(Collected data entries)

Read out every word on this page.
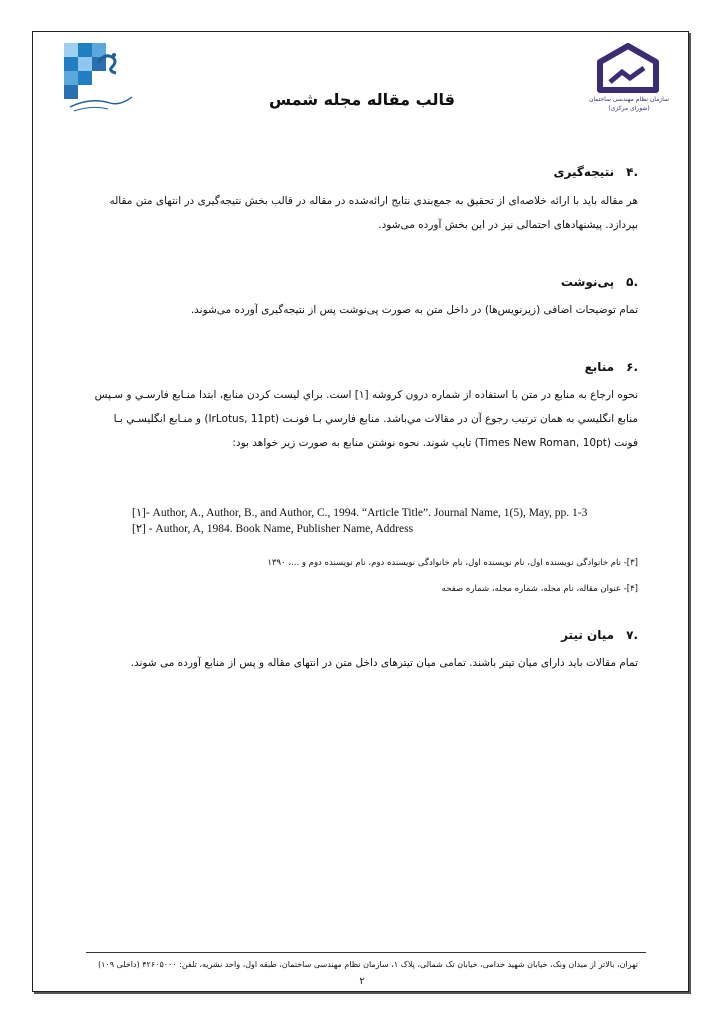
سازمان نظام مهندسی ساختمان
(شورای مرکزی)
قالب مقاله مجله شمس
.۴نتیجه‌گیری
هر مقاله باید با ارائه خلاصه‌ای از تحقیق به جمع‌بندی نتایج ارائه‌شده در مقاله در قالب بخش نتیجه‌گیری در انتهای متن مقاله
بپردازد. پیشنهادهای احتمالی نیز در این بخش آورده می‌شود.
.۵پی‌نوشت
تمام توضیحات اضافی (زیرنویس‌ها) در داخل متن به صورت پی‌نوشت پس از نتیجه‌گیری آورده می‌شوند.
.۶منابع
نحوه ارجاع به منابع در متن با استفاده از شماره درون کروشه [۱] است. براي ليست کردن منابع، ابتدا منـابع فارسـي و سـپس
منابع انگليسي به همان ترتيب رجوع آن در مقالات مي‌باشد. منابع فارسي بـا فونـت (IrLotus, 11pt) و منـابع انگليسـي بـا
فونت (Times New Roman, 10pt) تايپ شوند. نحوه نوشتن منابع به صورت زیر خواهد بود:
[۱]- Author, A., Author, B., and Author, C., 1994. “Article Title”. Journal Name, 1(5), May, pp. 1-3
[۲] - Author, A, 1984. Book Name, Publisher Name, Address
[۳]- نام خانوادگی نویسنده اول، نام نویسنده اول، نام خانوادگی نویسنده دوم، نام نویسنده دوم و ...، ۱۳۹۰
[۴]- عنوان مقاله، نام مجله، شماره مجله، شماره صفحه
.۷میان تیتر
تمام مقالات باید دارای میان تیتر باشند. تمامی میان تیترهای داخل متن در انتهای مقاله و پس از منابع آورده می شوند.
تهران، بالاتر از میدان ونک، خیابان شهید خدامی، خیابان تک شمالی، پلاک ۱، سازمان نظام مهندسی ساختمان، طبقه اول، واحد نشریه، تلفن: ۴۲۶۰۵۰۰۰ (داخلی ۱۰۹)
۲
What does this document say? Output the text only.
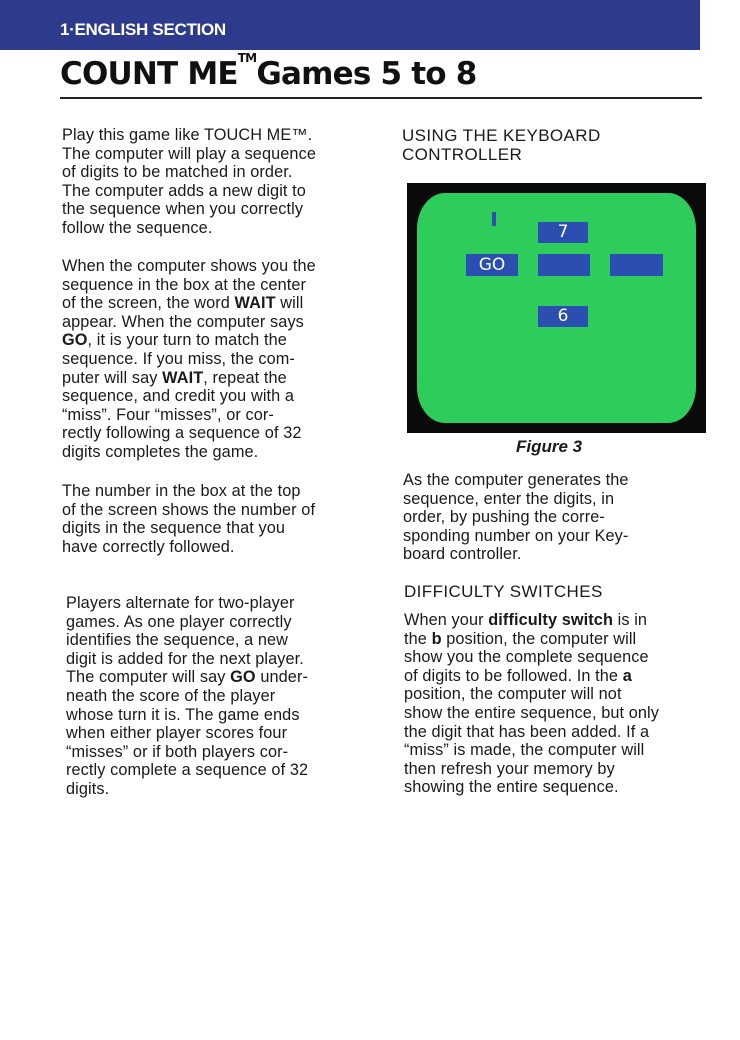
1·ENGLISH SECTION
COUNT ME™Games 5 to 8
Play this game like TOUCH ME™.
The computer will play a sequence
of digits to be matched in order.
The computer adds a new digit to
the sequence when you correctly
follow the sequence.
When the computer shows you the
sequence in the box at the center
of the screen, the word WAIT will
appear. When the computer says
GO, it is your turn to match the
sequence. If you miss, the com-
puter will say WAIT, repeat the
sequence, and credit you with a
“miss”. Four “misses”, or cor-
rectly following a sequence of 32
digits completes the game.
The number in the box at the top
of the screen shows the number of
digits in the sequence that you
have correctly followed.
Players alternate for two-player
games. As one player correctly
identifies the sequence, a new
digit is added for the next player.
The computer will say GO under-
neath the score of the player
whose turn it is. The game ends
when either player scores four
“misses” or if both players cor-
rectly complete a sequence of 32
digits.
USING THE KEYBOARD
CONTROLLER
7
GO
6
Figure 3
As the computer generates the
sequence, enter the digits, in
order, by pushing the corre-
sponding number on your Key-
board controller.
DIFFICULTY SWITCHES
When your difficulty switch is in
the b position, the computer will
show you the complete sequence
of digits to be followed. In the a
position, the computer will not
show the entire sequence, but only
the digit that has been added. If a
“miss” is made, the computer will
then refresh your memory by
showing the entire sequence.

**Task details**
Copy each line of the records that contains the word "تیتر".

**The result**
.۷میان تیتر
تمام مقالات باید دارای میان تیتر باشند. تمامی میان تیترهای داخل متن در انتهای مقاله و پس از منابع آورده می شوند.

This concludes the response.